**GIVEN EXERCISE:** Select lines where the word "text" appears.

(Stored data)
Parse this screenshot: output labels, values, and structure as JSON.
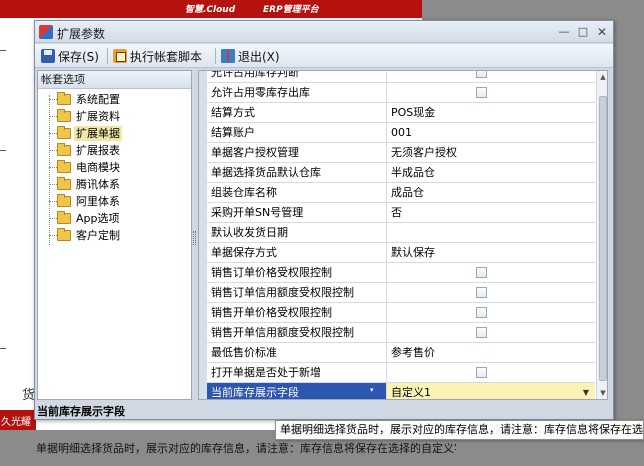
{
  "background": {
    "brand_left": "智慧.Cloud",
    "brand_right": "ERP管理平台",
    "red_label": "久光耀",
    "left_mark": "货"
  },
  "dialog": {
    "title": "扩展参数",
    "window_buttons": {
      "minimize": "—",
      "maximize": "□",
      "close": "✕"
    }
  },
  "toolbar": {
    "save_label": "保存(S)",
    "run_script_label": "执行帐套脚本",
    "exit_label": "退出(X)"
  },
  "left_panel": {
    "header": "帐套选项",
    "items": [
      {
        "label": "系统配置",
        "selected": false
      },
      {
        "label": "扩展资料",
        "selected": false
      },
      {
        "label": "扩展单据",
        "selected": true
      },
      {
        "label": "扩展报表",
        "selected": false
      },
      {
        "label": "电商模块",
        "selected": false
      },
      {
        "label": "腾讯体系",
        "selected": false
      },
      {
        "label": "阿里体系",
        "selected": false
      },
      {
        "label": "App选项",
        "selected": false
      },
      {
        "label": "客户定制",
        "selected": false
      }
    ]
  },
  "properties": [
    {
      "name": "允许占用库存判断",
      "value": "",
      "checkbox": true
    },
    {
      "name": "允许占用零库存出库",
      "value": "",
      "checkbox": true
    },
    {
      "name": "结算方式",
      "value": "POS现金",
      "checkbox": false
    },
    {
      "name": "结算账户",
      "value": "001",
      "checkbox": false
    },
    {
      "name": "单据客户授权管理",
      "value": "无须客户授权",
      "checkbox": false
    },
    {
      "name": "单据选择货品默认仓库",
      "value": "半成品仓",
      "checkbox": false
    },
    {
      "name": "组装仓库名称",
      "value": "成品仓",
      "checkbox": false
    },
    {
      "name": "采购开单SN号管理",
      "value": "否",
      "checkbox": false
    },
    {
      "name": "默认收发货日期",
      "value": "",
      "checkbox": false
    },
    {
      "name": "单据保存方式",
      "value": "默认保存",
      "checkbox": false
    },
    {
      "name": "销售订单价格受权限控制",
      "value": "",
      "checkbox": true
    },
    {
      "name": "销售订单信用额度受权限控制",
      "value": "",
      "checkbox": true
    },
    {
      "name": "销售开单价格受权限控制",
      "value": "",
      "checkbox": true
    },
    {
      "name": "销售开单信用额度受权限控制",
      "value": "",
      "checkbox": true
    },
    {
      "name": "最低售价标准",
      "value": "参考售价",
      "checkbox": false
    },
    {
      "name": "打开单据是否处于新增",
      "value": "",
      "checkbox": true
    },
    {
      "name": "当前库存展示字段",
      "value": "自定义1",
      "checkbox": false,
      "active": true
    }
  ],
  "description": {
    "title": "当前库存展示字段",
    "text": "单据明细选择货品时，展示对应的库存信息，请注意：库存信息将保存在选择的自定义字段中"
  },
  "tooltip": {
    "text": "单据明细选择货品时，展示对应的库存信息，请注意：库存信息将保存在选择的"
  }
}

**ANSWER IN FULL:**
    "text": "单据明细选择货品时，展示对应的库存信息，请注意：库存信息将保存在选择的自定义字段中"
    "text": "单据明细选择货品时，展示对应的库存信息，请注意：库存信息将保存在选择的"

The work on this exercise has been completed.